*Request:* All of the data below must be repeated exactly.

*Supplied material:*
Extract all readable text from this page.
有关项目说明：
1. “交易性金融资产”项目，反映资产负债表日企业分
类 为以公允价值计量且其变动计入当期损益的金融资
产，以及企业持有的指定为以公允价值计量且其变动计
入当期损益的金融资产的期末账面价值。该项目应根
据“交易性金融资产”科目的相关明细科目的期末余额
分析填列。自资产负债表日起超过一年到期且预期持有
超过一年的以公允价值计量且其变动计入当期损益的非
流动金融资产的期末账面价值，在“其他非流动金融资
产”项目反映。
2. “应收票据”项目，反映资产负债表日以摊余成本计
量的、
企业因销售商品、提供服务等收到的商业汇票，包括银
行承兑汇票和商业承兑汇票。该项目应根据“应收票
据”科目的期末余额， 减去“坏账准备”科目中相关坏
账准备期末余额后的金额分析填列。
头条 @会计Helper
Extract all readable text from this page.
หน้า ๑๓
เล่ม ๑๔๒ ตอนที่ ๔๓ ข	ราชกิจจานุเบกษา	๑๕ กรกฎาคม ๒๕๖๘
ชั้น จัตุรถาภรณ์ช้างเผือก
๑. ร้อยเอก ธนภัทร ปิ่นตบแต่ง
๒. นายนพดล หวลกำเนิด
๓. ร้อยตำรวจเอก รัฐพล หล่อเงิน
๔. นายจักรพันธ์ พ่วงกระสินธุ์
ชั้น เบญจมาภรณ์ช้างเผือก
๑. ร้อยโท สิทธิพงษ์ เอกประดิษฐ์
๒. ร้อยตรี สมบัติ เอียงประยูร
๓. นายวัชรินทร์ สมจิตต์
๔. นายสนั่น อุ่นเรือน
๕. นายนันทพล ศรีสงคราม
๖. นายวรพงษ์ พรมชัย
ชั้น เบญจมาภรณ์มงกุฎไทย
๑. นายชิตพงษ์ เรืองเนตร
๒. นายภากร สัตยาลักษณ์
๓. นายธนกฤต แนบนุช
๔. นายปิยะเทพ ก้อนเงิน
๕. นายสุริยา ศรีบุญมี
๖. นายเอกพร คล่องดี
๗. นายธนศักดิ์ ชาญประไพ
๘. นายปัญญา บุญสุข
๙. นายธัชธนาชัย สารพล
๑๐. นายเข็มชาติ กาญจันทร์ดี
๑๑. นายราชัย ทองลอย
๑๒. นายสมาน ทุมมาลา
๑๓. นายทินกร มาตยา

*Task result:*
Extract all readable text from this page.
有关项目说明：
1. “交易性金融资产”项目，反映资产负债表日企业分
类 为以公允价值计量且其变动计入当期损益的金融资
产，以及企业持有的指定为以公允价值计量且其变动计
入当期损益的金融资产的期末账面价值。该项目应根
据“交易性金融资产”科目的相关明细科目的期末余额
分析填列。自资产负债表日起超过一年到期且预期持有
超过一年的以公允价值计量且其变动计入当期损益的非
流动金融资产的期末账面价值，在“其他非流动金融资
产”项目反映。
2. “应收票据”项目，反映资产负债表日以摊余成本计
量的、
企业因销售商品、提供服务等收到的商业汇票，包括银
行承兑汇票和商业承兑汇票。该项目应根据“应收票
据”科目的期末余额， 减去“坏账准备”科目中相关坏
账准备期末余额后的金额分析填列。
头条 @会计Helper
Extract all readable text from this page.
หน้า ๑๓
เล่ม ๑๔๒ ตอนที่ ๔๓ ข	ราชกิจจานุเบกษา	๑๕ กรกฎาคม ๒๕๖๘
ชั้น จัตุรถาภรณ์ช้างเผือก
๑. ร้อยเอก ธนภัทร ปิ่นตบแต่ง
๒. นายนพดล หวลกำเนิด
๓. ร้อยตำรวจเอก รัฐพล หล่อเงิน
๔. นายจักรพันธ์ พ่วงกระสินธุ์
ชั้น เบญจมาภรณ์ช้างเผือก
๑. ร้อยโท สิทธิพงษ์ เอกประดิษฐ์
๒. ร้อยตรี สมบัติ เอียงประยูร
๓. นายวัชรินทร์ สมจิตต์
๔. นายสนั่น อุ่นเรือน
๕. นายนันทพล ศรีสงคราม
๖. นายวรพงษ์ พรมชัย
ชั้น เบญจมาภรณ์มงกุฎไทย
๑. นายชิตพงษ์ เรืองเนตร
๒. นายภากร สัตยาลักษณ์
๓. นายธนกฤต แนบนุช
๔. นายปิยะเทพ ก้อนเงิน
๕. นายสุริยา ศรีบุญมี
๖. นายเอกพร คล่องดี
๗. นายธนศักดิ์ ชาญประไพ
๘. นายปัญญา บุญสุข
๙. นายธัชธนาชัย สารพล
๑๐. นายเข็มชาติ กาญจันทร์ดี
๑๑. นายราชัย ทองลอย
๑๒. นายสมาน ทุมมาลา
๑๓. นายทินกร มาตยา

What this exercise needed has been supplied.